## [THE EXERCISE]
Where the word "text" occurs in a line, return that line.
---- ENTRIES SHOWN
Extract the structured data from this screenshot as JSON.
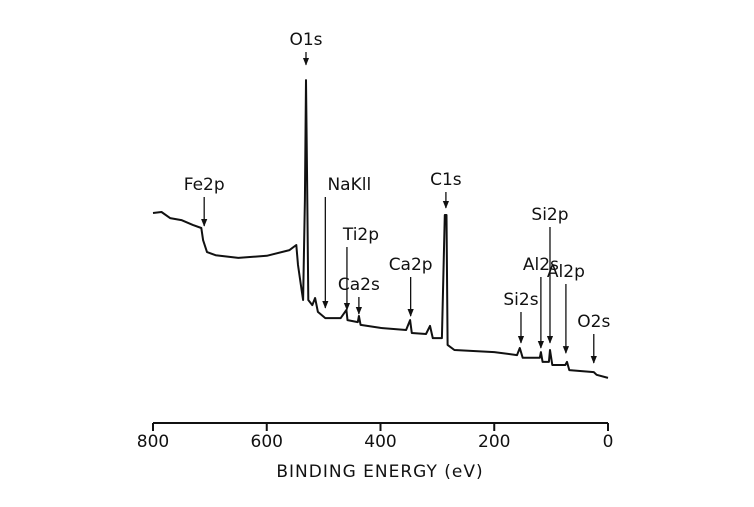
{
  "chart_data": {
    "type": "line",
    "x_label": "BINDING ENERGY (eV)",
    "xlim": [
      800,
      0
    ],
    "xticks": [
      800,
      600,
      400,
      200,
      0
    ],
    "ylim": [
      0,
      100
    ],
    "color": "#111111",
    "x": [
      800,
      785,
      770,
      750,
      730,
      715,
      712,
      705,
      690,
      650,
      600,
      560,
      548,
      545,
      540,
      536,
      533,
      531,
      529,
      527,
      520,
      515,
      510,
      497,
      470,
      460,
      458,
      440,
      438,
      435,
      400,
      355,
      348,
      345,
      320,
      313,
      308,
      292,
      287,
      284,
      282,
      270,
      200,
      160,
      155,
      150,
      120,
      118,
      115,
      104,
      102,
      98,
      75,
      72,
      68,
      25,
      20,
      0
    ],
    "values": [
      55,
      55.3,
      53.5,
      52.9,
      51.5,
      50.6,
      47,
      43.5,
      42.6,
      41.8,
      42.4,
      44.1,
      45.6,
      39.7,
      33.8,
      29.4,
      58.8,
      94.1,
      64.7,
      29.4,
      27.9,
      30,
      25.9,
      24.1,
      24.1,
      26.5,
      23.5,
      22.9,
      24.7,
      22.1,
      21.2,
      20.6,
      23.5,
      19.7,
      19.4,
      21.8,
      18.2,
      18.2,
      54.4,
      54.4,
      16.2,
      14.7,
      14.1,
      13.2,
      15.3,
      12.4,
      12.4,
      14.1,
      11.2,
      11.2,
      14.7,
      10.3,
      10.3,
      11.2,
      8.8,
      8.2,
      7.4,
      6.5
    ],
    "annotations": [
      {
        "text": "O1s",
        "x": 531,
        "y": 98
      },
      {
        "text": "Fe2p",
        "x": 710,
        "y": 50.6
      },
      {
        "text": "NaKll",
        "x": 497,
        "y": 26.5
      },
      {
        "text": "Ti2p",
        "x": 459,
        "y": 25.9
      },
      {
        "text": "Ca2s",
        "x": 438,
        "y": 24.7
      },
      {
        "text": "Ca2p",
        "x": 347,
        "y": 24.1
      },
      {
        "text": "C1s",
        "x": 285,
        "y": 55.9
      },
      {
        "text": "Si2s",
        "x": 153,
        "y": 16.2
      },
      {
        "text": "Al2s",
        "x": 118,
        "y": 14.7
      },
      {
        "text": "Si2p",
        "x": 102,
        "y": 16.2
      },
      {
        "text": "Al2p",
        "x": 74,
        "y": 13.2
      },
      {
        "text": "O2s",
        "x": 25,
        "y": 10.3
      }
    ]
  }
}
--------
## [CORRECT RESULT]
        "text": "O1s",
        "text": "Fe2p",
        "text": "NaKll",
        "text": "Ti2p",
        "text": "Ca2s",
        "text": "Ca2p",
        "text": "C1s",
        "text": "Si2s",
        "text": "Al2s",
        "text": "Si2p",
        "text": "Al2p",
        "text": "O2s",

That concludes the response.